*** Input data ***

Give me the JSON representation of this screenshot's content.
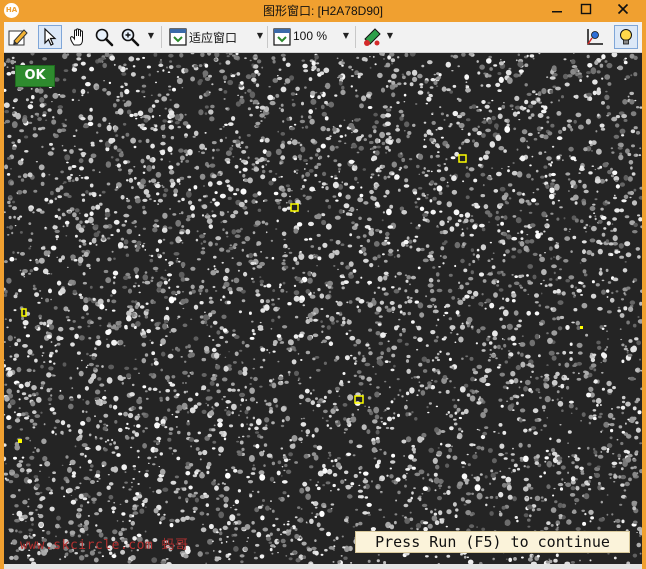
{
  "window": {
    "title": "图形窗口: [H2A78D90]",
    "app_icon": "HA"
  },
  "toolbar": {
    "zoom_mode": "适应窗口",
    "zoom_level": "100 %"
  },
  "canvas": {
    "ok_label": "OK",
    "watermark": "www.skcircle.com 蚂哥",
    "status_message": "Press Run (F5) to continue"
  },
  "colors": {
    "window_frame": "#F0A030",
    "ok_badge": "#2e8b2e",
    "marker": "#FFFF00",
    "status_bg": "#FBF3DA"
  }
}
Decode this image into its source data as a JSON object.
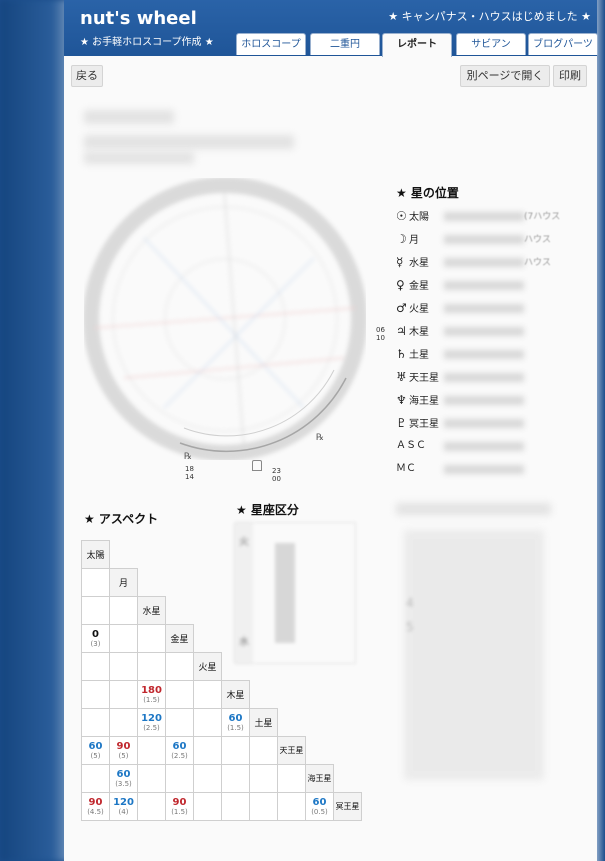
{
  "header": {
    "title": "nut's wheel",
    "subtitle": "★ お手軽ホロスコープ作成 ★",
    "news": "★ キャンパナス・ハウスはじめました ★",
    "tabs": [
      "ホロスコープ",
      "二重円",
      "レポート",
      "サビアン",
      "ブログパーツ"
    ],
    "active_tab": "レポート"
  },
  "toolbar": {
    "back": "戻る",
    "open_new": "別ページで開く",
    "print": "印刷"
  },
  "chart_labels": {
    "right": [
      "06",
      "10"
    ],
    "bottom_left": [
      "18",
      "14"
    ],
    "bottom_right": [
      "23",
      "00"
    ],
    "retro1": "℞",
    "retro2": "℞"
  },
  "planets_section": {
    "title": "★ 星の位置",
    "rows": [
      {
        "icon": "sun-icon",
        "sym": "☉",
        "name": "太陽",
        "house": "(7ハウス"
      },
      {
        "icon": "moon-icon",
        "sym": "☽",
        "name": "月",
        "house": "ハウス"
      },
      {
        "icon": "mercury-icon",
        "sym": "☿",
        "name": "水星",
        "house": "ハウス"
      },
      {
        "icon": "venus-icon",
        "sym": "♀",
        "name": "金星",
        "house": ""
      },
      {
        "icon": "mars-icon",
        "sym": "♂",
        "name": "火星",
        "house": ""
      },
      {
        "icon": "jupiter-icon",
        "sym": "♃",
        "name": "木星",
        "house": ""
      },
      {
        "icon": "saturn-icon",
        "sym": "♄",
        "name": "土星",
        "house": ""
      },
      {
        "icon": "uranus-icon",
        "sym": "♅",
        "name": "天王星",
        "house": ""
      },
      {
        "icon": "neptune-icon",
        "sym": "♆",
        "name": "海王星",
        "house": ""
      },
      {
        "icon": "pluto-icon",
        "sym": "♇",
        "name": "冥王星",
        "house": ""
      },
      {
        "icon": "",
        "sym": "",
        "name": "ＡＳＣ",
        "house": ""
      },
      {
        "icon": "",
        "sym": "",
        "name": "ＭＣ",
        "house": ""
      }
    ]
  },
  "aspect_section": {
    "title": "★ アスペクト",
    "planets": [
      "太陽",
      "月",
      "水星",
      "金星",
      "火星",
      "木星",
      "土星",
      "天王星",
      "海王星",
      "冥王星"
    ],
    "cells": [
      {
        "r": 3,
        "c": 0,
        "v": "0",
        "o": "(3)",
        "col": "blk"
      },
      {
        "r": 5,
        "c": 2,
        "v": "180",
        "o": "(1.5)",
        "col": "red"
      },
      {
        "r": 6,
        "c": 2,
        "v": "120",
        "o": "(2.5)",
        "col": "blue"
      },
      {
        "r": 6,
        "c": 5,
        "v": "60",
        "o": "(1.5)",
        "col": "blue"
      },
      {
        "r": 7,
        "c": 0,
        "v": "60",
        "o": "(5)",
        "col": "blue"
      },
      {
        "r": 7,
        "c": 1,
        "v": "90",
        "o": "(5)",
        "col": "red"
      },
      {
        "r": 7,
        "c": 3,
        "v": "60",
        "o": "(2.5)",
        "col": "blue"
      },
      {
        "r": 8,
        "c": 1,
        "v": "60",
        "o": "(3.5)",
        "col": "blue"
      },
      {
        "r": 9,
        "c": 0,
        "v": "90",
        "o": "(4.5)",
        "col": "red"
      },
      {
        "r": 9,
        "c": 1,
        "v": "120",
        "o": "(4)",
        "col": "blue"
      },
      {
        "r": 9,
        "c": 3,
        "v": "90",
        "o": "(1.5)",
        "col": "red"
      },
      {
        "r": 9,
        "c": 8,
        "v": "60",
        "o": "(0.5)",
        "col": "blue"
      }
    ]
  },
  "sign_section": {
    "title": "★ 星座区分",
    "row_labels": [
      "火",
      "水"
    ]
  },
  "ghost_rows": [
    "4",
    "5"
  ],
  "colors": {
    "header": "#1f5598",
    "aspect_red": "#c0272d",
    "aspect_blue": "#1d77c5"
  }
}
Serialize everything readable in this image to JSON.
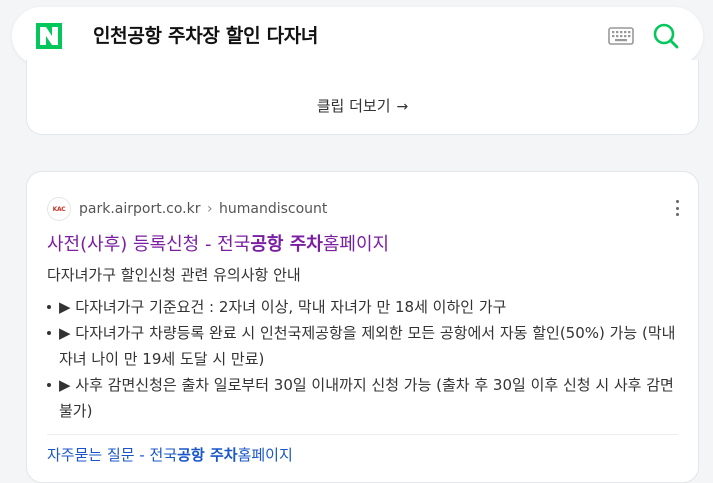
{
  "search": {
    "query": "인천공항 주차장 할인 다자녀",
    "logo_letter": "N",
    "logo_color": "#03c75a",
    "search_icon_color": "#03c75a"
  },
  "clip_card": {
    "more_label": "클립 더보기",
    "more_arrow": "→"
  },
  "result": {
    "favicon_text": "KAC",
    "site_domain": "park.airport.co.kr",
    "site_separator": "›",
    "site_path": "humandiscount",
    "title_parts": [
      "사전(사후) 등록신청 - 전국",
      "공항 주차",
      "홈페이지"
    ],
    "title_color": "#7b1fa2",
    "description": "다자녀가구 할인신청 관련 유의사항 안내",
    "bullets": [
      "▶ 다자녀가구 기준요건 : 2자녀 이상, 막내 자녀가 만 18세 이하인 가구",
      "▶ 다자녀가구 차량등록 완료 시 인천국제공항을 제외한 모든 공항에서 자동 할인(50%) 가능 (막내 자녀 나이 만 19세 도달 시 만료)",
      "▶ 사후 감면신청은 출차 일로부터 30일 이내까지 신청 가능 (출차 후 30일 이후 신청 시 사후 감면 불가)"
    ],
    "sublink_parts": [
      "자주묻는 질문 - 전국",
      "공항 주차",
      "홈페이지"
    ],
    "sublink_color": "#1a56c9"
  }
}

***

- **What the task asks**
Where a line holds the string "name", copy that line.

- **Exercise output**
        "name": "太陽",
        "name": "月",
        "name": "水星",
        "name": "金星",
        "name": "火星",
        "name": "木星",
        "name": "土星",
        "name": "天王星",
        "name": "海王星",
        "name": "冥王星",
        "name": "ＡＳＣ",
        "name": "ＭＣ",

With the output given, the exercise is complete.